| Task objective |
Search the records for "пород". Copy every line where it appears.

| Material to process |
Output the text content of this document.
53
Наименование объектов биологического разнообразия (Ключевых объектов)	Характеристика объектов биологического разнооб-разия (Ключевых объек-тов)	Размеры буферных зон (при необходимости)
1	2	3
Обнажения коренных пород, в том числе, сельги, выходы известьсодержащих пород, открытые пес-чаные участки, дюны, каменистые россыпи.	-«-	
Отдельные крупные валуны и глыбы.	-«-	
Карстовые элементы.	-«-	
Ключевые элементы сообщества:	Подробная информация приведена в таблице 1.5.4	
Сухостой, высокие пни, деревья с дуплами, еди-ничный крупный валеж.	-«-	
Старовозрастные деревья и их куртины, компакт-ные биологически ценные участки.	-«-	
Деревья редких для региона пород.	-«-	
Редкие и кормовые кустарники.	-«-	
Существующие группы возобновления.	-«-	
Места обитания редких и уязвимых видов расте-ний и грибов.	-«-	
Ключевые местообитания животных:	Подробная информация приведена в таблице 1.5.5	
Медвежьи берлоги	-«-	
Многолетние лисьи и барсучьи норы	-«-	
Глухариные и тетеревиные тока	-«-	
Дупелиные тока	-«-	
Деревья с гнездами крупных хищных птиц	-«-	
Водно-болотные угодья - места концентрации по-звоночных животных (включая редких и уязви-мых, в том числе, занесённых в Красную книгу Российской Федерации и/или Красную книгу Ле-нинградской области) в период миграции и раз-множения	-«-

| Finished task |
Обнажения коренных пород, в том числе, сельги, выходы известьсодержащих пород, открытые пес-чаные участки, дюны, каменистые россыпи.	-«-	
Деревья редких для региона пород.	-«-	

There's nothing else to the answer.